Please filter the entries and return only the lines that include "efficacy".

*** Begin section ***

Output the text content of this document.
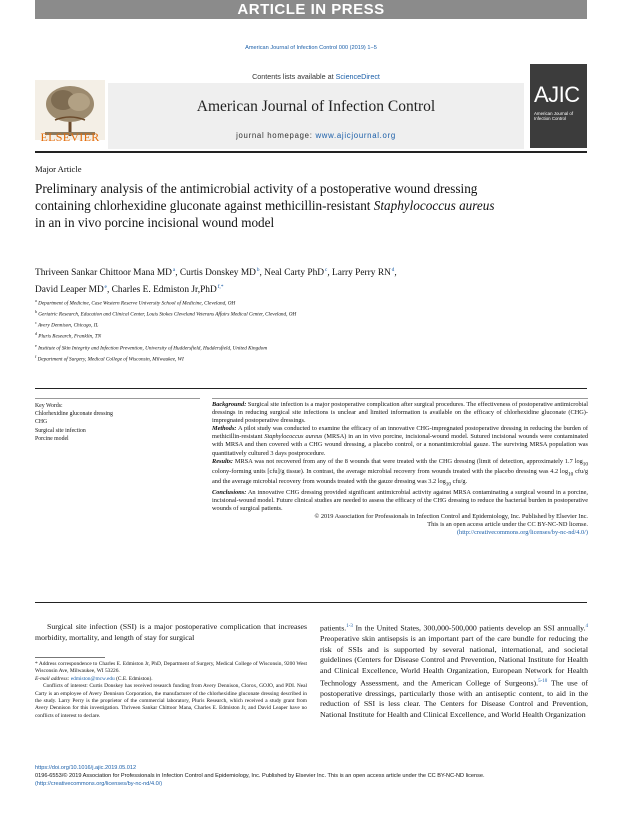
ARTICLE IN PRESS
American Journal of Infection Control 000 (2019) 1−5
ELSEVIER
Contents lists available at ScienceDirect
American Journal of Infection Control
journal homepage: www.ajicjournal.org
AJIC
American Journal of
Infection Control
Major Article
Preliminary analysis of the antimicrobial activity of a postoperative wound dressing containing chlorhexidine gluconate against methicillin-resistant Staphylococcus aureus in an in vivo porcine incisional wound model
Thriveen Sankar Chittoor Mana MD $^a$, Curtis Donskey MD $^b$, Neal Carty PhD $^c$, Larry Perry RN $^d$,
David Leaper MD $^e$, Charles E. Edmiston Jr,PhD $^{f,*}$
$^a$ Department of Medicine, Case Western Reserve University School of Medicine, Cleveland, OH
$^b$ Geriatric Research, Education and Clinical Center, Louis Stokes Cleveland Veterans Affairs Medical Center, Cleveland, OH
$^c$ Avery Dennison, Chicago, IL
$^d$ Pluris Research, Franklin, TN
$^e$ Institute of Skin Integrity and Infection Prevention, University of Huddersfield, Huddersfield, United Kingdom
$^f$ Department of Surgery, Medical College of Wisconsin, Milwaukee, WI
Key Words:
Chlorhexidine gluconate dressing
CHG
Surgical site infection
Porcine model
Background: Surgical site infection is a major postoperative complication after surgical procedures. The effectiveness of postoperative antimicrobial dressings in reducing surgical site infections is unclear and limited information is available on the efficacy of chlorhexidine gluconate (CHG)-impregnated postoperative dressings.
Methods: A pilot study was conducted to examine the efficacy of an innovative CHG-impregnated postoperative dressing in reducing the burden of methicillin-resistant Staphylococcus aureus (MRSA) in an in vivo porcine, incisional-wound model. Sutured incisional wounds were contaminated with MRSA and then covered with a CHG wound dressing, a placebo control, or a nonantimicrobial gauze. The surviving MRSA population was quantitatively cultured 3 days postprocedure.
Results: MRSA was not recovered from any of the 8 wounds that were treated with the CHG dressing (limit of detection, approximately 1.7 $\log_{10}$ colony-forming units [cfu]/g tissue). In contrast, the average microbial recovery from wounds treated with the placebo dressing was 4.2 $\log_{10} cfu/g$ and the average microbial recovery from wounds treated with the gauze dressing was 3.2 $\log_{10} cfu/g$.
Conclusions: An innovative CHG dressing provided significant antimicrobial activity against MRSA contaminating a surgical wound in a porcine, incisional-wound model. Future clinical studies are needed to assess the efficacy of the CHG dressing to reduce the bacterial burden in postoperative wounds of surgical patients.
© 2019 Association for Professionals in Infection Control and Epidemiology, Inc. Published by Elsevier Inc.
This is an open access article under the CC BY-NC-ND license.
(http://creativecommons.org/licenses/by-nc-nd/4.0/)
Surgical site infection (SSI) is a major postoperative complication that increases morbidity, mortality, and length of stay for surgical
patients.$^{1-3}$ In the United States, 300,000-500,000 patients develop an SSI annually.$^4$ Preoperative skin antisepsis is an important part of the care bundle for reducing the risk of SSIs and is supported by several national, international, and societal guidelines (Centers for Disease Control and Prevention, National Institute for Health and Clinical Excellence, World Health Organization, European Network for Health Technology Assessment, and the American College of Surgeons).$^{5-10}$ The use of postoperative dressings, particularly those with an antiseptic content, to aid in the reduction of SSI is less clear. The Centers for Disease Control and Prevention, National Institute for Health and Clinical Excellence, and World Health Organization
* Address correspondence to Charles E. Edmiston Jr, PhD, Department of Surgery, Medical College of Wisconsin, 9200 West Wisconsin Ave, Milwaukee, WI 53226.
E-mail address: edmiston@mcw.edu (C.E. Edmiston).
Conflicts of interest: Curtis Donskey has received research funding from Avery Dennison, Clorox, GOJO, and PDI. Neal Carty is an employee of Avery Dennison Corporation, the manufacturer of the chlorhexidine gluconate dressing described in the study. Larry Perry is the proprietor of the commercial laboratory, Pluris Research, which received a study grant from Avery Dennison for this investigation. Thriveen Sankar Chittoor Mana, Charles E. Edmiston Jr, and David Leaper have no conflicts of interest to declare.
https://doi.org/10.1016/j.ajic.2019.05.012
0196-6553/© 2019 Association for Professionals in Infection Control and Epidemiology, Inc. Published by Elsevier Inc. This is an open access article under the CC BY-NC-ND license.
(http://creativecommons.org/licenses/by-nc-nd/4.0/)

*** End section ***
*** Begin section ***

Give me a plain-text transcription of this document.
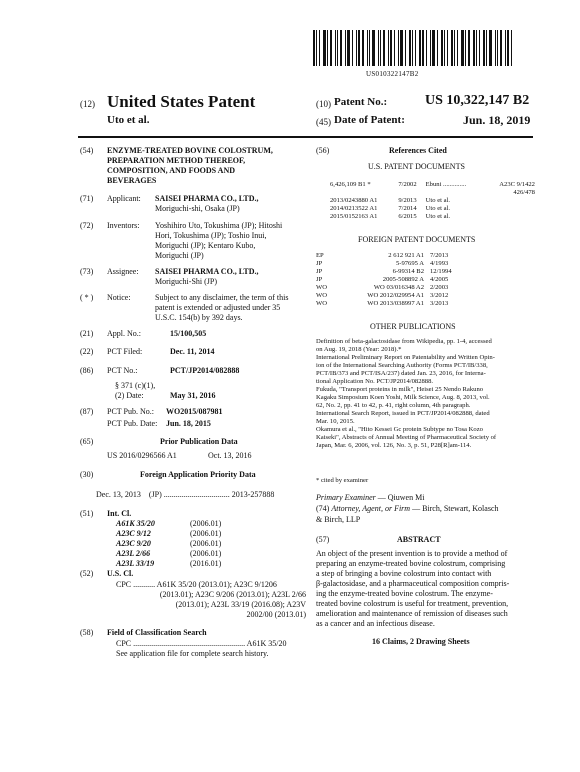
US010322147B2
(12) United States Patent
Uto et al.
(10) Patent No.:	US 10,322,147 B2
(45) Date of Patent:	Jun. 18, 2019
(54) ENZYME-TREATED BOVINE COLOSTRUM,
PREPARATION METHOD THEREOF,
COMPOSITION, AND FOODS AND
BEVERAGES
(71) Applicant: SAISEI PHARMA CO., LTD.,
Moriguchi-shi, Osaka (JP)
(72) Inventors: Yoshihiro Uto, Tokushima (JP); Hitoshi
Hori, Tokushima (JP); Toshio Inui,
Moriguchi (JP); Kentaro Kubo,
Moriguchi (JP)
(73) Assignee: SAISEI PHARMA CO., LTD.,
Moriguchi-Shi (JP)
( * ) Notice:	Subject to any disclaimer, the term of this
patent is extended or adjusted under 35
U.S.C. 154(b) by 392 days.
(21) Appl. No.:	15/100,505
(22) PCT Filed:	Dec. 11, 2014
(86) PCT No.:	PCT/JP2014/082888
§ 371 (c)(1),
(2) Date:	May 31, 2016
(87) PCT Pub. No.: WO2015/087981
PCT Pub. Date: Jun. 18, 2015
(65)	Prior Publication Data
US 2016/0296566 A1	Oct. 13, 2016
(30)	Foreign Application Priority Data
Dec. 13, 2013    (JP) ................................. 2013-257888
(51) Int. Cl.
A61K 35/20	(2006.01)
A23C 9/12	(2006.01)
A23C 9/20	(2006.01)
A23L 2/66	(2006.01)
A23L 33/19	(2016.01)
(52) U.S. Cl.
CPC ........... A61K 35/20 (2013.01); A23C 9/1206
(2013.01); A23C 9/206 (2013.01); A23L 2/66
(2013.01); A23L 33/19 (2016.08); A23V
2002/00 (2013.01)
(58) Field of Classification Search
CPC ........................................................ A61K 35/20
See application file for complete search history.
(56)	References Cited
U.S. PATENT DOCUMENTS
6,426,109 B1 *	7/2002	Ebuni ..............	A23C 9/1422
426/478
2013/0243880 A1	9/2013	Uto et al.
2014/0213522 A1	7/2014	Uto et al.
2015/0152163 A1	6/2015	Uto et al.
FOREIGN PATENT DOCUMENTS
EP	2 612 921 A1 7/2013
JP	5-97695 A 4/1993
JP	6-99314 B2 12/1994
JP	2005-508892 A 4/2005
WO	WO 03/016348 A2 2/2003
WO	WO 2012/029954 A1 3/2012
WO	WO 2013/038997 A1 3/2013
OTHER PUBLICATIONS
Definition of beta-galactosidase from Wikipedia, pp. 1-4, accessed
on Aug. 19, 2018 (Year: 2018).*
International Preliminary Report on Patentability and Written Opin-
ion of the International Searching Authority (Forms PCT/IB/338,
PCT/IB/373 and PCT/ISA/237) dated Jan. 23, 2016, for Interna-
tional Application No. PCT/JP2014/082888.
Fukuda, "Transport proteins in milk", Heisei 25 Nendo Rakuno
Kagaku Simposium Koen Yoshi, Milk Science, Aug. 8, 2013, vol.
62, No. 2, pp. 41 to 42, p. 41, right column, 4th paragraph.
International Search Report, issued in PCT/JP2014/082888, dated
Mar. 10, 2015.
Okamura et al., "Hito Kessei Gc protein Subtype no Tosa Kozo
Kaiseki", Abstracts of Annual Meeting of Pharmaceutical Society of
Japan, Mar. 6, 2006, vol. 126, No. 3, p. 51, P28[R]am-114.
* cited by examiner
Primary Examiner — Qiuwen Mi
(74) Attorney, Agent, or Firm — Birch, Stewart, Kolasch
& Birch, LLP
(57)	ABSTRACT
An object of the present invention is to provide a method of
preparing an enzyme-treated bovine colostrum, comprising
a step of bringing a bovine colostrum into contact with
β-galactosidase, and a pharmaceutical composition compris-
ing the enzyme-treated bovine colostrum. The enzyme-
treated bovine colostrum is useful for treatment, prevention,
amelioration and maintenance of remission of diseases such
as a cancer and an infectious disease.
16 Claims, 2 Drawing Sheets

*** End section ***

▸ Exercise answer
Background: Surgical site infection is a major postoperative complication after surgical procedures. The effectiveness of postoperative antimicrobial dressings in reducing surgical site infections is unclear and limited information is available on the efficacy of chlorhexidine gluconate (CHG)-impregnated postoperative dressings.
Methods: A pilot study was conducted to examine the efficacy of an innovative CHG-impregnated postoperative dressing in reducing the burden of methicillin-resistant Staphylococcus aureus (MRSA) in an in vivo porcine, incisional-wound model. Sutured incisional wounds were contaminated with MRSA and then covered with a CHG wound dressing, a placebo control, or a nonantimicrobial gauze. The surviving MRSA population was quantitatively cultured 3 days postprocedure.
Conclusions: An innovative CHG dressing provided significant antimicrobial activity against MRSA contaminating a surgical wound in a porcine, incisional-wound model. Future clinical studies are needed to assess the efficacy of the CHG dressing to reduce the bacterial burden in postoperative wounds of surgical patients.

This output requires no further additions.